What is required:
Every entry must be given again exactly.

Dataset records:
|---|
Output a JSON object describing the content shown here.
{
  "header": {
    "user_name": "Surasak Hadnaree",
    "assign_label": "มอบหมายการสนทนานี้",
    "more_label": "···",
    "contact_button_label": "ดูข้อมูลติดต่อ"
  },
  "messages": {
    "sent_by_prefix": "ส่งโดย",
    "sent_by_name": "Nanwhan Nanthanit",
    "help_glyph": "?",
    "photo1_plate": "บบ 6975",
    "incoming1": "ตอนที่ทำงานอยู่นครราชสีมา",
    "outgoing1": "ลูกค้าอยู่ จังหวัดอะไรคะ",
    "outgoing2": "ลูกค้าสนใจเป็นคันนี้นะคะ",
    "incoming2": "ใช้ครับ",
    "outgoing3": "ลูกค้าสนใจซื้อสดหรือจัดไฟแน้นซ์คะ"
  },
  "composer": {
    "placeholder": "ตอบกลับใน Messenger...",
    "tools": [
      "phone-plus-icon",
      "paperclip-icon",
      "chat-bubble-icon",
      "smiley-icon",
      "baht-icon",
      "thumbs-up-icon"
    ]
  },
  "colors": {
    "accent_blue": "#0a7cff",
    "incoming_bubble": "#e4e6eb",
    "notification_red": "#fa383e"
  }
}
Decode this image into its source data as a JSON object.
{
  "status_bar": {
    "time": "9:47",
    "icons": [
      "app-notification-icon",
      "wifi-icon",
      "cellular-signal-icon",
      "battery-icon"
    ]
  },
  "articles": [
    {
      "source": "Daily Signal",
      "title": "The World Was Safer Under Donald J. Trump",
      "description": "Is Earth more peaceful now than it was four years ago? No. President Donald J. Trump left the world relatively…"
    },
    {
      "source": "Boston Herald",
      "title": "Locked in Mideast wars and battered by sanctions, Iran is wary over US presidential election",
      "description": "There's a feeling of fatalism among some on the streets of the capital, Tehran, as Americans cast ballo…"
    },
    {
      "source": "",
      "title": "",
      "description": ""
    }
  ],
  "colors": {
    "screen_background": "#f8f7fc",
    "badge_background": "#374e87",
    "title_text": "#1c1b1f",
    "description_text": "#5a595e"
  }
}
|---|
Written solution:
Output a JSON object describing the content shown here.
{
  "header": {
    "user_name": "Surasak Hadnaree",
    "assign_label": "มอบหมายการสนทนานี้",
    "more_label": "···",
    "contact_button_label": "ดูข้อมูลติดต่อ"
  },
  "messages": {
    "sent_by_prefix": "ส่งโดย",
    "sent_by_name": "Nanwhan Nanthanit",
    "help_glyph": "?",
    "photo1_plate": "บบ 6975",
    "incoming1": "ตอนที่ทำงานอยู่นครราชสีมา",
    "outgoing1": "ลูกค้าอยู่ จังหวัดอะไรคะ",
    "outgoing2": "ลูกค้าสนใจเป็นคันนี้นะคะ",
    "incoming2": "ใช้ครับ",
    "outgoing3": "ลูกค้าสนใจซื้อสดหรือจัดไฟแน้นซ์คะ"
  },
  "composer": {
    "placeholder": "ตอบกลับใน Messenger...",
    "tools": [
      "phone-plus-icon",
      "paperclip-icon",
      "chat-bubble-icon",
      "smiley-icon",
      "baht-icon",
      "thumbs-up-icon"
    ]
  },
  "colors": {
    "accent_blue": "#0a7cff",
    "incoming_bubble": "#e4e6eb",
    "notification_red": "#fa383e"
  }
}
Decode this image into its source data as a JSON object.
{
  "status_bar": {
    "time": "9:47",
    "icons": [
      "app-notification-icon",
      "wifi-icon",
      "cellular-signal-icon",
      "battery-icon"
    ]
  },
  "articles": [
    {
      "source": "Daily Signal",
      "title": "The World Was Safer Under Donald J. Trump",
      "description": "Is Earth more peaceful now than it was four years ago? No. President Donald J. Trump left the world relatively…"
    },
    {
      "source": "Boston Herald",
      "title": "Locked in Mideast wars and battered by sanctions, Iran is wary over US presidential election",
      "description": "There's a feeling of fatalism among some on the streets of the capital, Tehran, as Americans cast ballo…"
    },
    {
      "source": "",
      "title": "",
      "description": ""
    }
  ],
  "colors": {
    "screen_background": "#f8f7fc",
    "badge_background": "#374e87",
    "title_text": "#1c1b1f",
    "description_text": "#5a595e"
  }
}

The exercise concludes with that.